## INSTRUCTIONS FOR THE TASK
Output the material beneath exactly, leaving nothing out.

------------------------------------

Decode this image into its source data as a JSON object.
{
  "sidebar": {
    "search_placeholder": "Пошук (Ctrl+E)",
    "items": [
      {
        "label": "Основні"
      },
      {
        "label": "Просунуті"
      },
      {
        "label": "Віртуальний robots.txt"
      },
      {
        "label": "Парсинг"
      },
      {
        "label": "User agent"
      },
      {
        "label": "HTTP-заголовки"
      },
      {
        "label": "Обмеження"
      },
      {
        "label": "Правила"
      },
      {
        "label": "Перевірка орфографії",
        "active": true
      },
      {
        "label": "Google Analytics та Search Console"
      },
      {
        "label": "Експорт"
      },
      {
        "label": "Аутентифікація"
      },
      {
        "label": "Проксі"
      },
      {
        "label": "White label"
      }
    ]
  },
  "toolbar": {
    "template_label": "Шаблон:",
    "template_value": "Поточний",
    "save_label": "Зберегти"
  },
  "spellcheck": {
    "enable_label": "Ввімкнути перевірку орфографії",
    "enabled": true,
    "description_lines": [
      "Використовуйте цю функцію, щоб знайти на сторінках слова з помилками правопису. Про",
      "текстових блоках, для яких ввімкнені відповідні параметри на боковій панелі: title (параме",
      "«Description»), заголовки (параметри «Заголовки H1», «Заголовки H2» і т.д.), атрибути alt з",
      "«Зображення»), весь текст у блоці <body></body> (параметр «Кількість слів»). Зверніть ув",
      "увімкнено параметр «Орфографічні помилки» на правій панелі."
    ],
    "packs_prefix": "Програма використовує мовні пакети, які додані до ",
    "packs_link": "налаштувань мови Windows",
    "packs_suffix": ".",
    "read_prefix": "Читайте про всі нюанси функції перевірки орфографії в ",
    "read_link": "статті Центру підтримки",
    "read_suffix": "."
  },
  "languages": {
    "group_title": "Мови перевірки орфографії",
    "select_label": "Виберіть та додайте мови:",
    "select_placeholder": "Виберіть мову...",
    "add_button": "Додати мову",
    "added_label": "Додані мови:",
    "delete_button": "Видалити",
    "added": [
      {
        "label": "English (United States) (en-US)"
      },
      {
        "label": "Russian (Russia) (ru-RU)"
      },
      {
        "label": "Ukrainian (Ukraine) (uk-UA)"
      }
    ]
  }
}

------------------------------------

## THE RESULT
Decode this image into its source data as a JSON object.
{
  "sidebar": {
    "search_placeholder": "Пошук (Ctrl+E)",
    "items": [
      {
        "label": "Основні"
      },
      {
        "label": "Просунуті"
      },
      {
        "label": "Віртуальний robots.txt"
      },
      {
        "label": "Парсинг"
      },
      {
        "label": "User agent"
      },
      {
        "label": "HTTP-заголовки"
      },
      {
        "label": "Обмеження"
      },
      {
        "label": "Правила"
      },
      {
        "label": "Перевірка орфографії",
        "active": true
      },
      {
        "label": "Google Analytics та Search Console"
      },
      {
        "label": "Експорт"
      },
      {
        "label": "Аутентифікація"
      },
      {
        "label": "Проксі"
      },
      {
        "label": "White label"
      }
    ]
  },
  "toolbar": {
    "template_label": "Шаблон:",
    "template_value": "Поточний",
    "save_label": "Зберегти"
  },
  "spellcheck": {
    "enable_label": "Ввімкнути перевірку орфографії",
    "enabled": true,
    "description_lines": [
      "Використовуйте цю функцію, щоб знайти на сторінках слова з помилками правопису. Про",
      "текстових блоках, для яких ввімкнені відповідні параметри на боковій панелі: title (параме",
      "«Description»), заголовки (параметри «Заголовки H1», «Заголовки H2» і т.д.), атрибути alt з",
      "«Зображення»), весь текст у блоці <body></body> (параметр «Кількість слів»). Зверніть ув",
      "увімкнено параметр «Орфографічні помилки» на правій панелі."
    ],
    "packs_prefix": "Програма використовує мовні пакети, які додані до ",
    "packs_link": "налаштувань мови Windows",
    "packs_suffix": ".",
    "read_prefix": "Читайте про всі нюанси функції перевірки орфографії в ",
    "read_link": "статті Центру підтримки",
    "read_suffix": "."
  },
  "languages": {
    "group_title": "Мови перевірки орфографії",
    "select_label": "Виберіть та додайте мови:",
    "select_placeholder": "Виберіть мову...",
    "add_button": "Додати мову",
    "added_label": "Додані мови:",
    "delete_button": "Видалити",
    "added": [
      {
        "label": "English (United States) (en-US)"
      },
      {
        "label": "Russian (Russia) (ru-RU)"
      },
      {
        "label": "Ukrainian (Ukraine) (uk-UA)"
      }
    ]
  }
}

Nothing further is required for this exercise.